**What to do**: Collect every line that includes the string "Kentucky".

┌─ Recorded information

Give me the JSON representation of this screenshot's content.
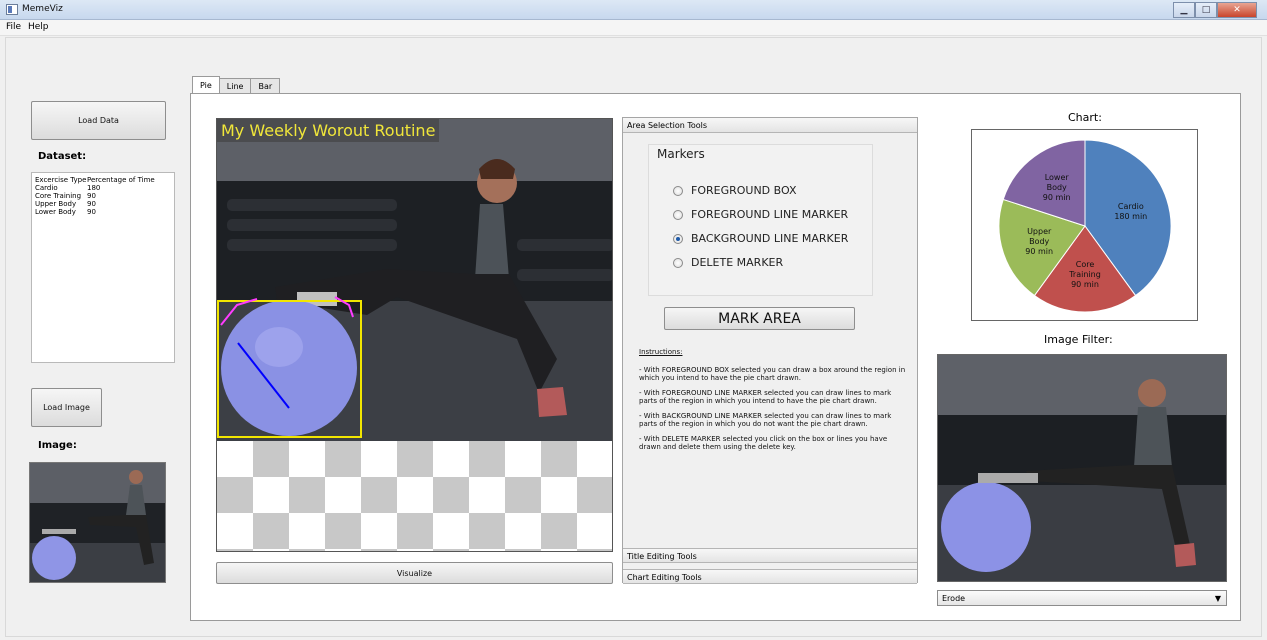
{
  "window": {
    "title": "MemeViz"
  },
  "menu": [
    "File",
    "Help"
  ],
  "left": {
    "load_data": "Load Data",
    "dataset_label": "Dataset:",
    "dataset": {
      "headers": [
        "Excercise Type",
        "Percentage of Time"
      ],
      "rows": [
        [
          "Cardio",
          "180"
        ],
        [
          "Core Training",
          "90"
        ],
        [
          "Upper Body",
          "90"
        ],
        [
          "Lower Body",
          "90"
        ]
      ]
    },
    "load_image": "Load Image",
    "image_label": "Image:"
  },
  "tabs": [
    {
      "label": "Pie",
      "active": true
    },
    {
      "label": "Line"
    },
    {
      "label": "Bar"
    }
  ],
  "canvas": {
    "meme_title": "My Weekly Worout Routine",
    "visualize": "Visualize"
  },
  "tools": {
    "area_header": "Area Selection Tools",
    "markers_title": "Markers",
    "options": [
      "FOREGROUND BOX",
      "FOREGROUND LINE MARKER",
      "BACKGROUND LINE MARKER",
      "DELETE MARKER"
    ],
    "selected": "BACKGROUND LINE MARKER",
    "mark_area": "MARK AREA",
    "instructions_title": "Instructions:",
    "instructions": [
      "- With FOREGROUND BOX selected you can draw a box around the region in which you intend to have the pie chart drawn.",
      "- With FOREGROUND LINE MARKER selected you can draw lines to mark parts of the region in which you intend to have the pie chart drawn.",
      "- With BACKGROUND LINE MARKER selected you can draw lines to mark parts of the region in which you do not want the pie chart drawn.",
      "- With DELETE MARKER selected you click on the box or lines you have drawn and delete them using the delete key."
    ],
    "title_header": "Title Editing Tools",
    "chart_header": "Chart Editing Tools"
  },
  "right": {
    "chart_label": "Chart:",
    "filter_label": "Image Filter:",
    "filter_value": "Erode"
  },
  "chart_data": {
    "type": "pie",
    "categories": [
      "Cardio",
      "Core Training",
      "Upper Body",
      "Lower Body"
    ],
    "values": [
      180,
      90,
      90,
      90
    ],
    "labels": [
      [
        "Cardio",
        "180 min"
      ],
      [
        "Core",
        "Training",
        "90 min"
      ],
      [
        "Upper",
        "Body",
        "90 min"
      ],
      [
        "Lower",
        "Body",
        "90 min"
      ]
    ],
    "colors": [
      "#4f81bd",
      "#c0504d",
      "#9bbb59",
      "#8064a2"
    ]
  }
}
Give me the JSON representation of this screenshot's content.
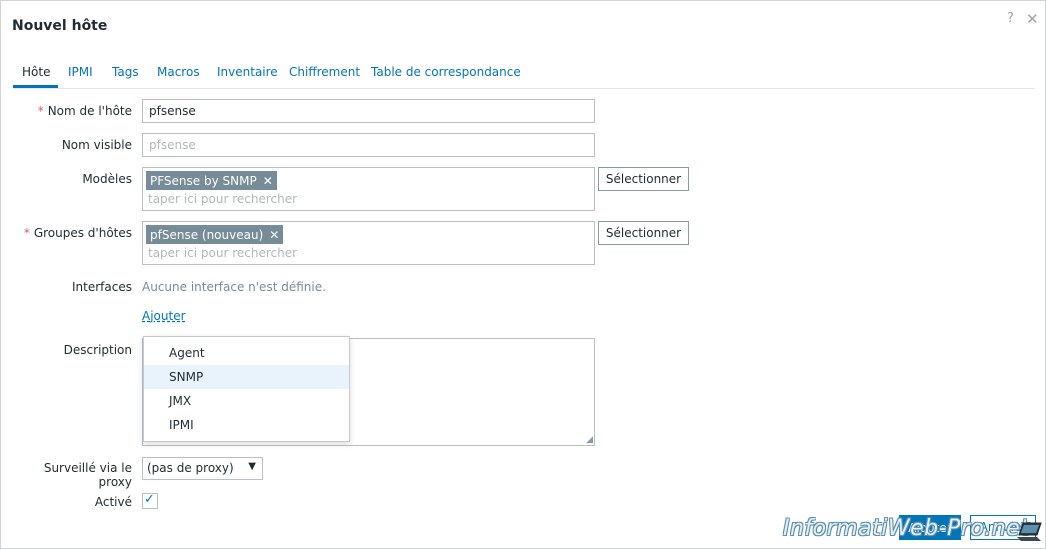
{
  "dialog": {
    "title": "Nouvel hôte",
    "help": "?",
    "close": "✕"
  },
  "tabs": [
    {
      "label": "Hôte",
      "active": true
    },
    {
      "label": "IPMI"
    },
    {
      "label": "Tags"
    },
    {
      "label": "Macros"
    },
    {
      "label": "Inventaire"
    },
    {
      "label": "Chiffrement"
    },
    {
      "label": "Table de correspondance"
    }
  ],
  "form": {
    "required_marker": "*",
    "host_name": {
      "label": "Nom de l'hôte",
      "value": "pfsense"
    },
    "visible_name": {
      "label": "Nom visible",
      "placeholder": "pfsense"
    },
    "templates": {
      "label": "Modèles",
      "chip": "PFSense by SNMP",
      "chip_remove": "✕",
      "search_placeholder": "taper ici pour rechercher",
      "select_button": "Sélectionner"
    },
    "host_groups": {
      "label": "Groupes d'hôtes",
      "chip": "pfSense (nouveau)",
      "chip_remove": "✕",
      "search_placeholder": "taper ici pour rechercher",
      "select_button": "Sélectionner"
    },
    "interfaces": {
      "label": "Interfaces",
      "empty_text": "Aucune interface n'est définie.",
      "add_link": "Ajouter"
    },
    "description": {
      "label": "Description",
      "resize": "◢"
    },
    "proxy": {
      "label": "Surveillé via le proxy",
      "selected": "(pas de proxy)",
      "chevron": "▼"
    },
    "enabled": {
      "label": "Activé",
      "checked": true,
      "check": "✓"
    }
  },
  "interface_dropdown": {
    "items": [
      "Agent",
      "SNMP",
      "JMX",
      "IPMI"
    ],
    "hovered": "SNMP"
  },
  "footer": {
    "add_button": "Ajouter",
    "cancel_button": "Annuler"
  },
  "watermark": {
    "text": "InformatiWeb-Pro.net"
  },
  "colors": {
    "accent": "#0275b8",
    "required": "#e45959",
    "chip": "#768d99"
  }
}
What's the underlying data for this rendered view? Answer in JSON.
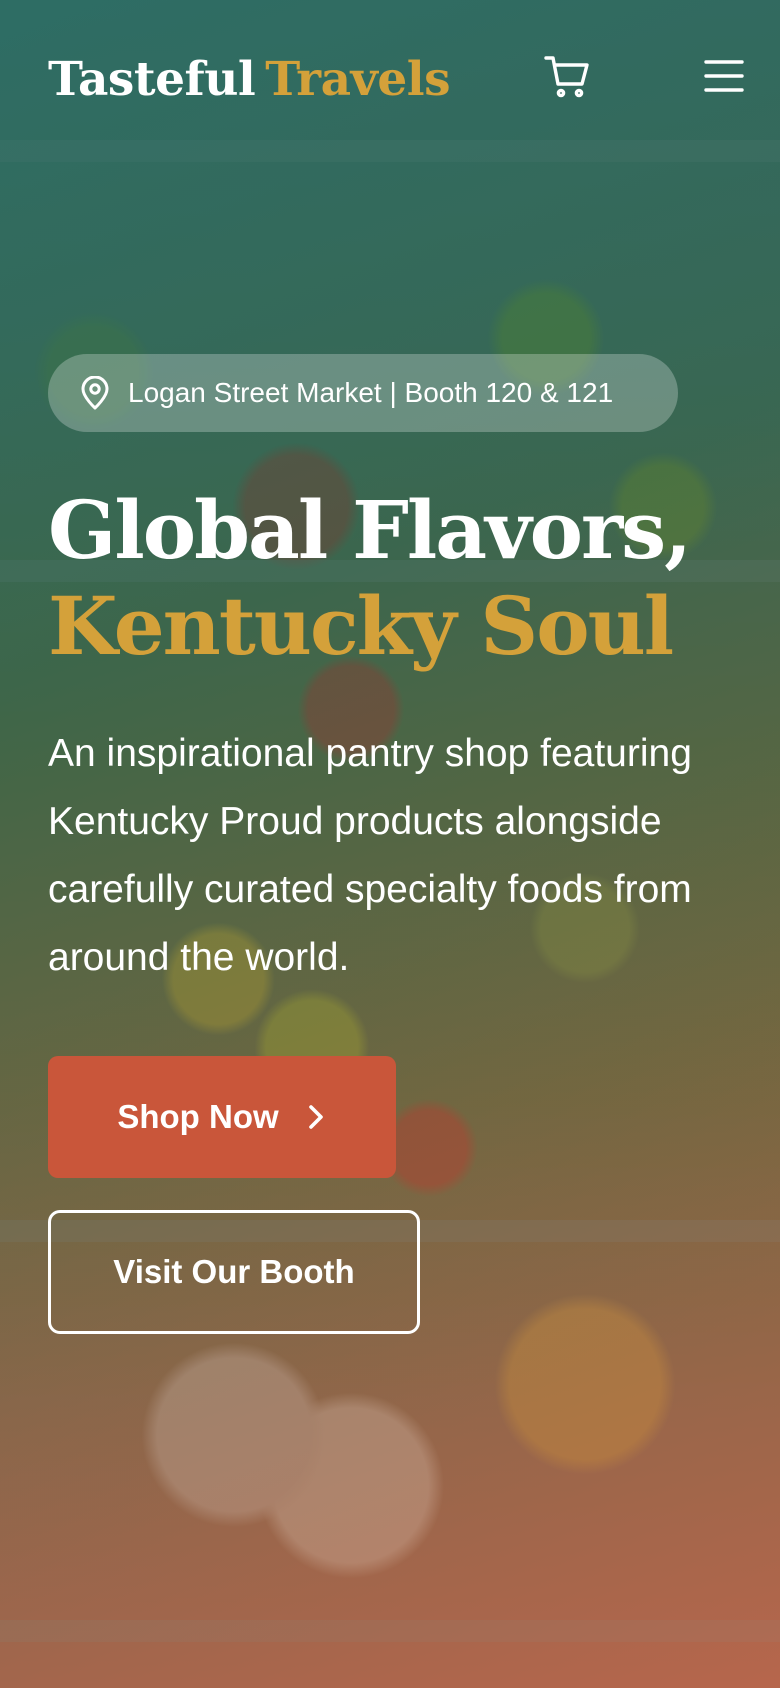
{
  "header": {
    "brand_primary": "Tasteful",
    "brand_accent": "Travels",
    "cart_icon": "cart-icon",
    "menu_icon": "hamburger-menu-icon"
  },
  "hero": {
    "location_icon": "map-pin-icon",
    "location_text": "Logan Street Market | Booth 120 & 121",
    "headline_line1": "Global Flavors,",
    "headline_line2": "Kentucky Soul",
    "description": "An inspirational pantry shop featuring Kentucky Proud products alongside carefully curated specialty foods from around the world.",
    "primary_button": "Shop Now",
    "primary_button_icon": "chevron-right-icon",
    "secondary_button": "Visit Our Booth"
  },
  "colors": {
    "accent_gold": "#d4a13a",
    "button_orange": "#c9563a",
    "text_white": "#ffffff"
  }
}
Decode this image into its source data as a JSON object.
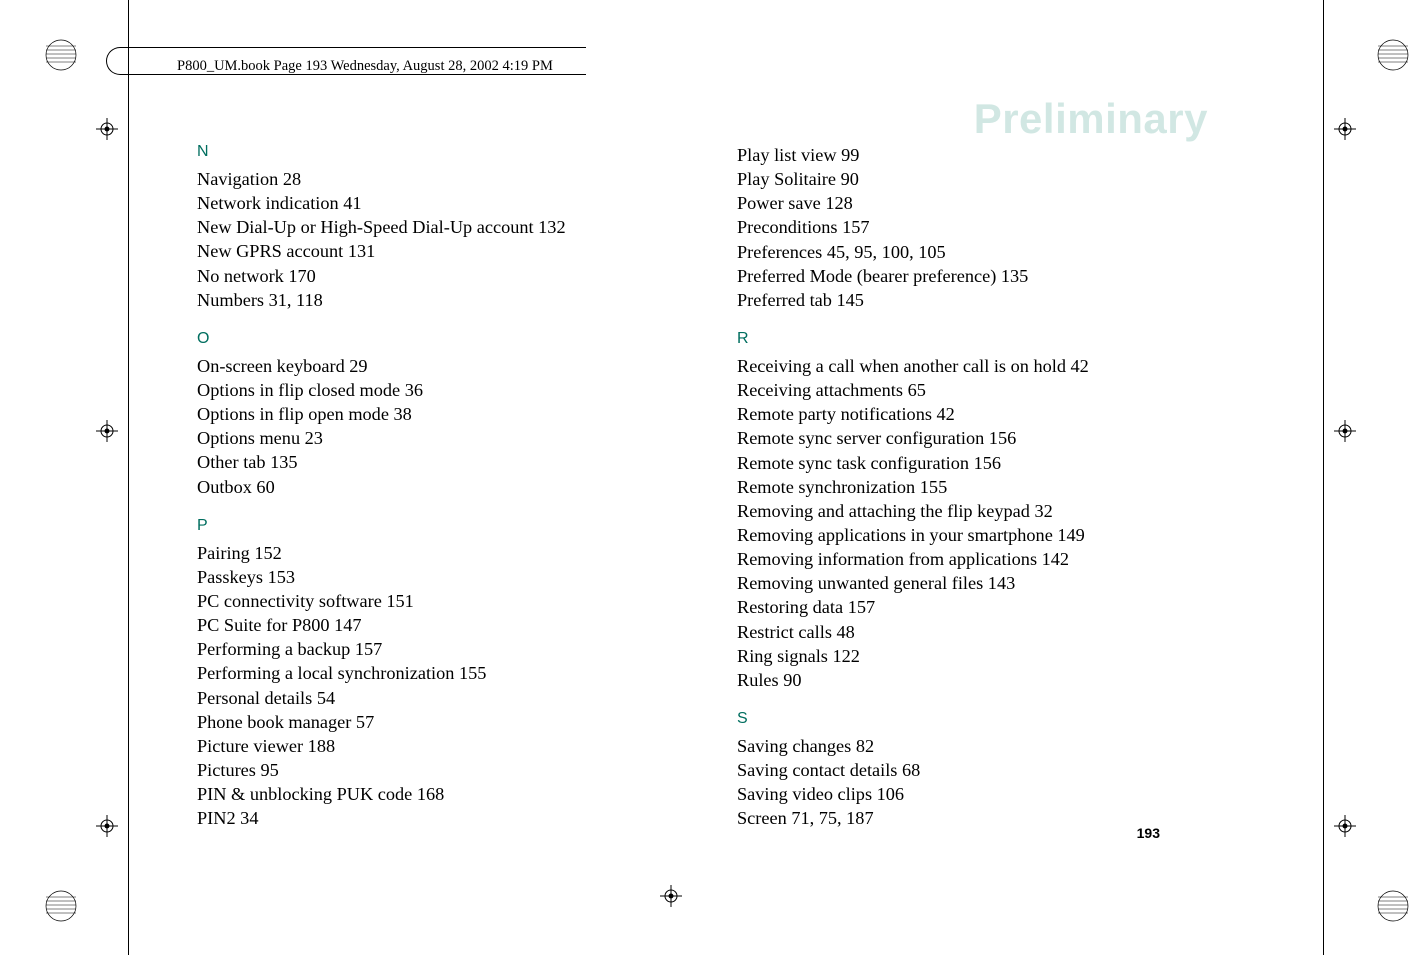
{
  "header": "P800_UM.book  Page 193  Wednesday, August 28, 2002  4:19 PM",
  "watermark": "Preliminary",
  "page_number": "193",
  "left_column": {
    "sections": [
      {
        "letter": "N",
        "entries": [
          {
            "text": "Navigation",
            "pages": "28"
          },
          {
            "text": "Network indication",
            "pages": "41"
          },
          {
            "text": "New Dial-Up or High-Speed Dial-Up account",
            "pages": "132"
          },
          {
            "text": "New GPRS account",
            "pages": "131"
          },
          {
            "text": "No network",
            "pages": "170"
          },
          {
            "text": "Numbers",
            "pages": "31, 118"
          }
        ]
      },
      {
        "letter": "O",
        "entries": [
          {
            "text": "On-screen keyboard",
            "pages": "29"
          },
          {
            "text": "Options in flip closed mode",
            "pages": "36"
          },
          {
            "text": "Options in flip open mode",
            "pages": "38"
          },
          {
            "text": "Options menu",
            "pages": "23"
          },
          {
            "text": "Other tab",
            "pages": "135"
          },
          {
            "text": "Outbox",
            "pages": "60"
          }
        ]
      },
      {
        "letter": "P",
        "entries": [
          {
            "text": "Pairing",
            "pages": "152"
          },
          {
            "text": "Passkeys",
            "pages": "153"
          },
          {
            "text": "PC connectivity software",
            "pages": "151"
          },
          {
            "text": "PC Suite for P800",
            "pages": "147"
          },
          {
            "text": "Performing a backup",
            "pages": "157"
          },
          {
            "text": "Performing a local synchronization",
            "pages": "155"
          },
          {
            "text": "Personal details",
            "pages": "54"
          },
          {
            "text": "Phone book manager",
            "pages": "57"
          },
          {
            "text": "Picture viewer",
            "pages": "188"
          },
          {
            "text": "Pictures",
            "pages": "95"
          },
          {
            "text": "PIN & unblocking PUK code",
            "pages": "168"
          },
          {
            "text": "PIN2",
            "pages": "34"
          }
        ]
      }
    ]
  },
  "right_column": {
    "pre_entries": [
      {
        "text": "Play list view",
        "pages": "99"
      },
      {
        "text": "Play Solitaire",
        "pages": "90"
      },
      {
        "text": "Power save",
        "pages": "128"
      },
      {
        "text": "Preconditions",
        "pages": "157"
      },
      {
        "text": "Preferences",
        "pages": "45, 95, 100, 105"
      },
      {
        "text": "Preferred Mode (bearer preference)",
        "pages": "135"
      },
      {
        "text": "Preferred tab",
        "pages": "145"
      }
    ],
    "sections": [
      {
        "letter": "R",
        "entries": [
          {
            "text": "Receiving a call when another call is on hold",
            "pages": "42"
          },
          {
            "text": "Receiving attachments",
            "pages": "65"
          },
          {
            "text": "Remote party notifications",
            "pages": "42"
          },
          {
            "text": "Remote sync server configuration",
            "pages": "156"
          },
          {
            "text": "Remote sync task configuration",
            "pages": "156"
          },
          {
            "text": "Remote synchronization",
            "pages": "155"
          },
          {
            "text": "Removing and attaching the flip keypad",
            "pages": "32"
          },
          {
            "text": "Removing applications in your smartphone",
            "pages": "149"
          },
          {
            "text": "Removing information from applications",
            "pages": "142"
          },
          {
            "text": "Removing unwanted general files",
            "pages": "143"
          },
          {
            "text": "Restoring data",
            "pages": "157"
          },
          {
            "text": "Restrict calls",
            "pages": "48"
          },
          {
            "text": "Ring signals",
            "pages": "122"
          },
          {
            "text": "Rules",
            "pages": "90"
          }
        ]
      },
      {
        "letter": "S",
        "entries": [
          {
            "text": "Saving changes",
            "pages": "82"
          },
          {
            "text": "Saving contact details",
            "pages": "68"
          },
          {
            "text": "Saving video clips",
            "pages": "106"
          },
          {
            "text": "Screen",
            "pages": "71, 75, 187"
          }
        ]
      }
    ]
  }
}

└─

**The output**:
    "headline_line2": "Kentucky Soul",
    "description": "An inspirational pantry shop featuring Kentucky Proud products alongside carefully curated specialty foods from around the world.",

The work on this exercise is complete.